*Recorded data:*
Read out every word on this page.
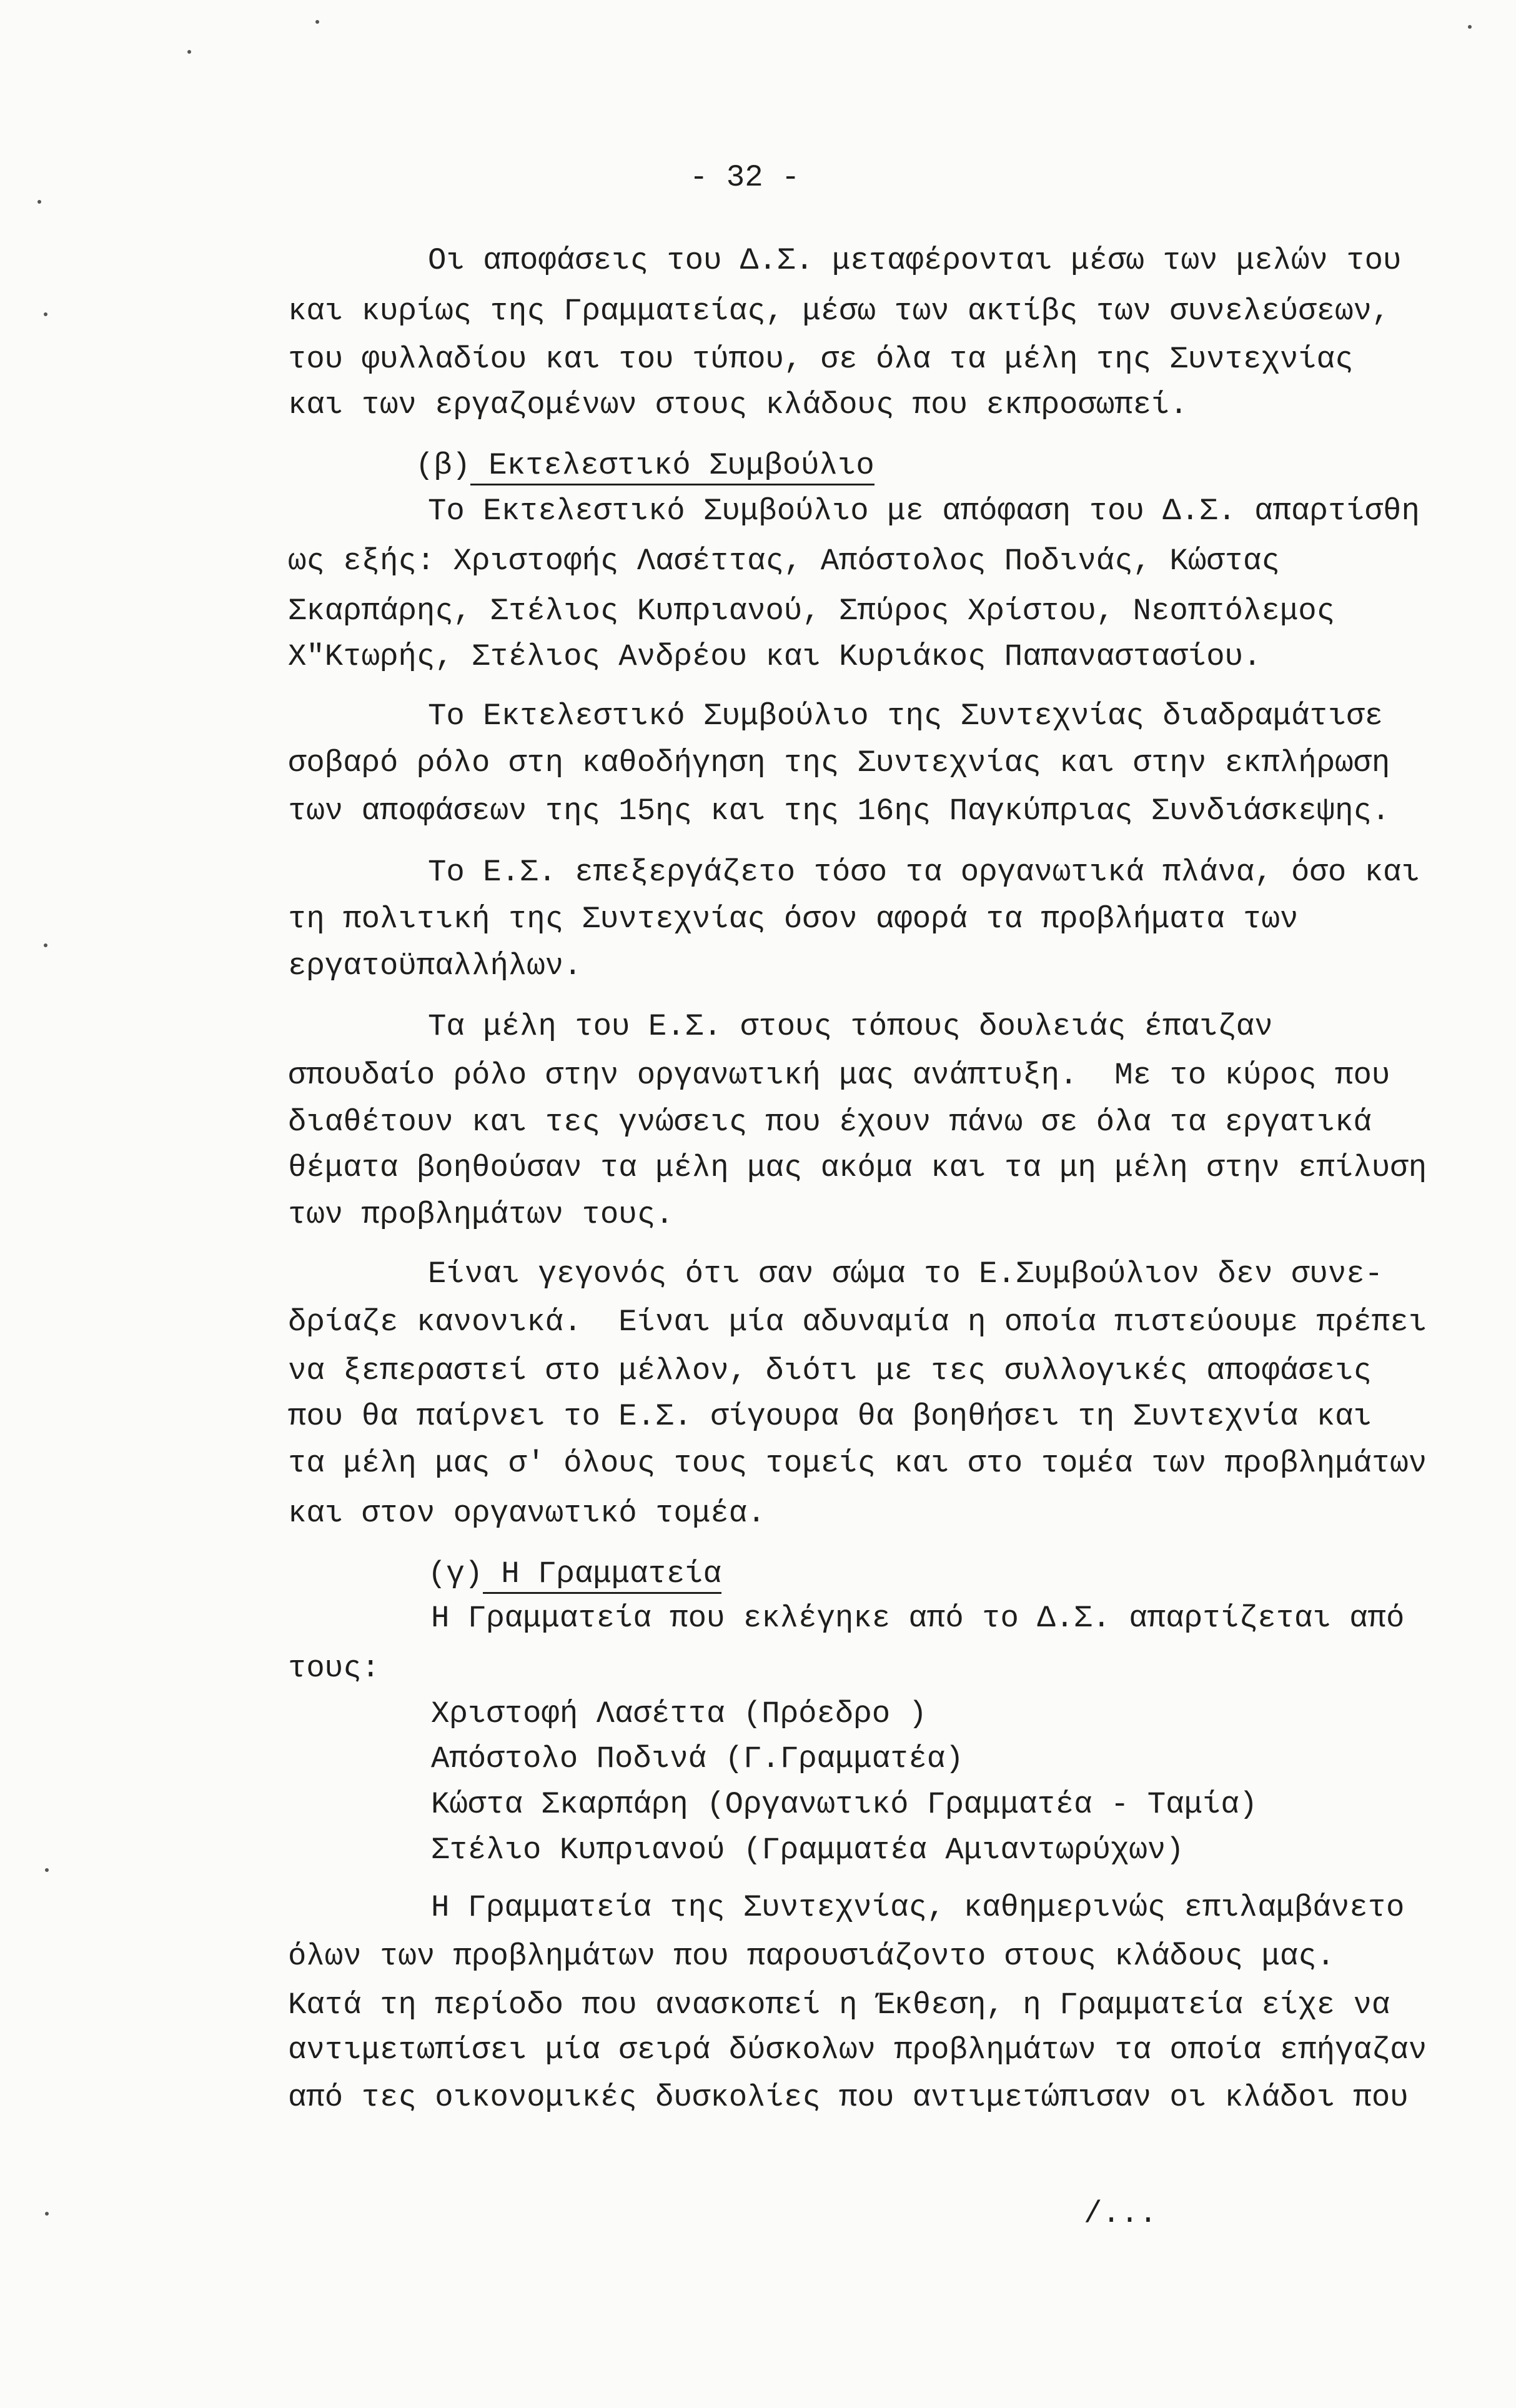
- 32 -
Οι αποφάσεις του Δ.Σ. μεταφέρονται μέσω των μελών του
και κυρίως της Γραμματείας, μέσω των ακτίβς των συνελεύσεων,
του φυλλαδίου και του τύπου, σε όλα τα μέλη της Συντεχνίας
και των εργαζομένων στους κλάδους που εκπροσωπεί.
(β) Εκτελεστικό Συμβούλιο
Το Εκτελεστικό Συμβούλιο με απόφαση του Δ.Σ. απαρτίσθη
ως εξής: Χριστοφής Λασέττας, Απόστολος Ποδινάς, Κώστας
Σκαρπάρης, Στέλιος Κυπριανού, Σπύρος Χρίστου, Νεοπτόλεμος
Χ"Κτωρής, Στέλιος Ανδρέου και Κυριάκος Παπαναστασίου.
Το Εκτελεστικό Συμβούλιο της Συντεχνίας διαδραμάτισε
σοβαρό ρόλο στη καθοδήγηση της Συντεχνίας και στην εκπλήρωση
των αποφάσεων της 15ης και της 16ης Παγκύπριας Συνδιάσκεψης.
Το Ε.Σ. επεξεργάζετο τόσο τα οργανωτικά πλάνα, όσο και
τη πολιτική της Συντεχνίας όσον αφορά τα προβλήματα των
εργατοϋπαλλήλων.
Τα μέλη του Ε.Σ. στους τόπους δουλειάς έπαιζαν
σπουδαίο ρόλο στην οργανωτική μας ανάπτυξη.  Με το κύρος που
διαθέτουν και τες γνώσεις που έχουν πάνω σε όλα τα εργατικά
θέματα βοηθούσαν τα μέλη μας ακόμα και τα μη μέλη στην επίλυση
των προβλημάτων τους.
Είναι γεγονός ότι σαν σώμα το Ε.Συμβούλιον δεν συνε-
δρίαζε κανονικά.  Είναι μία αδυναμία η οποία πιστεύουμε πρέπει
να ξεπεραστεί στο μέλλον, διότι με τες συλλογικές αποφάσεις
που θα παίρνει το Ε.Σ. σίγουρα θα βοηθήσει τη Συντεχνία και
τα μέλη μας σ' όλους τους τομείς και στο τομέα των προβλημάτων
και στον οργανωτικό τομέα.
(γ) Η Γραμματεία
Η Γραμματεία που εκλέγηκε από το Δ.Σ. απαρτίζεται από
τους:
Χριστοφή Λασέττα (Πρόεδρο )
Απόστολο Ποδινά (Γ.Γραμματέα)
Κώστα Σκαρπάρη (Οργανωτικό Γραμματέα - Ταμία)
Στέλιο Κυπριανού (Γραμματέα Αμιαντωρύχων)
Η Γραμματεία της Συντεχνίας, καθημερινώς επιλαμβάνετο
όλων των προβλημάτων που παρουσιάζοντο στους κλάδους μας.
Κατά τη περίοδο που ανασκοπεί η Έκθεση, η Γραμματεία είχε να
αντιμετωπίσει μία σειρά δύσκολων προβλημάτων τα οποία επήγαζαν
από τες οικονομικές δυσκολίες που αντιμετώπισαν οι κλάδοι που
/...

*Exercise instructions:*
Reproduce all of the material above word for word. Omit the pictures.

*Answer for this exercise:*
Read out every word on this page.
- 32 -
Οι αποφάσεις του Δ.Σ. μεταφέρονται μέσω των μελών του
και κυρίως της Γραμματείας, μέσω των ακτίβς των συνελεύσεων,
του φυλλαδίου και του τύπου, σε όλα τα μέλη της Συντεχνίας
και των εργαζομένων στους κλάδους που εκπροσωπεί.
(β) Εκτελεστικό Συμβούλιο
Το Εκτελεστικό Συμβούλιο με απόφαση του Δ.Σ. απαρτίσθη
ως εξής: Χριστοφής Λασέττας, Απόστολος Ποδινάς, Κώστας
Σκαρπάρης, Στέλιος Κυπριανού, Σπύρος Χρίστου, Νεοπτόλεμος
Χ"Κτωρής, Στέλιος Ανδρέου και Κυριάκος Παπαναστασίου.
Το Εκτελεστικό Συμβούλιο της Συντεχνίας διαδραμάτισε
σοβαρό ρόλο στη καθοδήγηση της Συντεχνίας και στην εκπλήρωση
των αποφάσεων της 15ης και της 16ης Παγκύπριας Συνδιάσκεψης.
Το Ε.Σ. επεξεργάζετο τόσο τα οργανωτικά πλάνα, όσο και
τη πολιτική της Συντεχνίας όσον αφορά τα προβλήματα των
εργατοϋπαλλήλων.
Τα μέλη του Ε.Σ. στους τόπους δουλειάς έπαιζαν
σπουδαίο ρόλο στην οργανωτική μας ανάπτυξη.  Με το κύρος που
διαθέτουν και τες γνώσεις που έχουν πάνω σε όλα τα εργατικά
θέματα βοηθούσαν τα μέλη μας ακόμα και τα μη μέλη στην επίλυση
των προβλημάτων τους.
Είναι γεγονός ότι σαν σώμα το Ε.Συμβούλιον δεν συνε-
δρίαζε κανονικά.  Είναι μία αδυναμία η οποία πιστεύουμε πρέπει
να ξεπεραστεί στο μέλλον, διότι με τες συλλογικές αποφάσεις
που θα παίρνει το Ε.Σ. σίγουρα θα βοηθήσει τη Συντεχνία και
τα μέλη μας σ' όλους τους τομείς και στο τομέα των προβλημάτων
και στον οργανωτικό τομέα.
(γ) Η Γραμματεία
Η Γραμματεία που εκλέγηκε από το Δ.Σ. απαρτίζεται από
τους:
Χριστοφή Λασέττα (Πρόεδρο )
Απόστολο Ποδινά (Γ.Γραμματέα)
Κώστα Σκαρπάρη (Οργανωτικό Γραμματέα - Ταμία)
Στέλιο Κυπριανού (Γραμματέα Αμιαντωρύχων)
Η Γραμματεία της Συντεχνίας, καθημερινώς επιλαμβάνετο
όλων των προβλημάτων που παρουσιάζοντο στους κλάδους μας.
Κατά τη περίοδο που ανασκοπεί η Έκθεση, η Γραμματεία είχε να
αντιμετωπίσει μία σειρά δύσκολων προβλημάτων τα οποία επήγαζαν
από τες οικονομικές δυσκολίες που αντιμετώπισαν οι κλάδοι που
/...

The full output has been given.